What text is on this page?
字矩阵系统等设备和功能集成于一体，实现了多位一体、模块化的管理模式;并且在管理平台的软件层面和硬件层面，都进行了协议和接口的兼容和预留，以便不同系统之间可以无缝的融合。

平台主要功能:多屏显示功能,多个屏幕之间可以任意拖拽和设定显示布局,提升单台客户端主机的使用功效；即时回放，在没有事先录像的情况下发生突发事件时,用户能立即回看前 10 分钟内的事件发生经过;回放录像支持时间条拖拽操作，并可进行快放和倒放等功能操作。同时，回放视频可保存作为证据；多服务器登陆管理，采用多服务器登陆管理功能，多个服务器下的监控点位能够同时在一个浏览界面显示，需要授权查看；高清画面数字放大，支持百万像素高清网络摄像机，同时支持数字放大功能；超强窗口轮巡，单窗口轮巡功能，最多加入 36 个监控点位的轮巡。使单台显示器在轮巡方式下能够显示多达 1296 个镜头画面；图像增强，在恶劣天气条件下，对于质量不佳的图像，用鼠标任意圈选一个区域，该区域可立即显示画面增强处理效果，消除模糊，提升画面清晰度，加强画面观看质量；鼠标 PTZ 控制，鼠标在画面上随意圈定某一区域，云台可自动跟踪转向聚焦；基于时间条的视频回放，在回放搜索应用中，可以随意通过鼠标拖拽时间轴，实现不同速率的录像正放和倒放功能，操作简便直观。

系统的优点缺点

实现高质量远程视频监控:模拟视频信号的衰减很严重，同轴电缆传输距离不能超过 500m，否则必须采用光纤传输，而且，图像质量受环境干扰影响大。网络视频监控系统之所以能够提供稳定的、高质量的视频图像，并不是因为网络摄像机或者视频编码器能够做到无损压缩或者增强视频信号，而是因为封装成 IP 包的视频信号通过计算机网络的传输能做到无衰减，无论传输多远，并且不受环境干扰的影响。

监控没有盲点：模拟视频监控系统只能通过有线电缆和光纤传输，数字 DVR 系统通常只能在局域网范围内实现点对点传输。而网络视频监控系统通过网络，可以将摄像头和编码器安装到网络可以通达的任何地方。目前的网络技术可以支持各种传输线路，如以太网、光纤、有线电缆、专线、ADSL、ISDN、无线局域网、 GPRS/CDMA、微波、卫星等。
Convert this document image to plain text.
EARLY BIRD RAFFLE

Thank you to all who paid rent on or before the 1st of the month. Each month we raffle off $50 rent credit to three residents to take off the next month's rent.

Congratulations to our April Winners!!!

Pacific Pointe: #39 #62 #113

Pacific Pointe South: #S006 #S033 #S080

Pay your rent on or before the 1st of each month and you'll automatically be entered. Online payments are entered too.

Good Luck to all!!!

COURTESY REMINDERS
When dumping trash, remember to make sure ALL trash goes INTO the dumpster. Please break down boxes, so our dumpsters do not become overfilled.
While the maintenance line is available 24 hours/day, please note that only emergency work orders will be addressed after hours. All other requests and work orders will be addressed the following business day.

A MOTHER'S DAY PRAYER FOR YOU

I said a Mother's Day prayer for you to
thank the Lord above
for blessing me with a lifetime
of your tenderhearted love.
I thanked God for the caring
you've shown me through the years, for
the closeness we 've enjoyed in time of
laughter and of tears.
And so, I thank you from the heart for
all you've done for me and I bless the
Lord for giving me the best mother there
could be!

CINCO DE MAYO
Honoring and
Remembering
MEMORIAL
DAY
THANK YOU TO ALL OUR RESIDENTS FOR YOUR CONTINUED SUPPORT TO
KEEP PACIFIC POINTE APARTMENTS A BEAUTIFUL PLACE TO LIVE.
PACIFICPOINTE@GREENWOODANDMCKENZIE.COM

- - -

= STATED PROBLEM =
Give only the number of lines in the records that include the word "this".

= RESPONSE TO THE EXERCISE =
2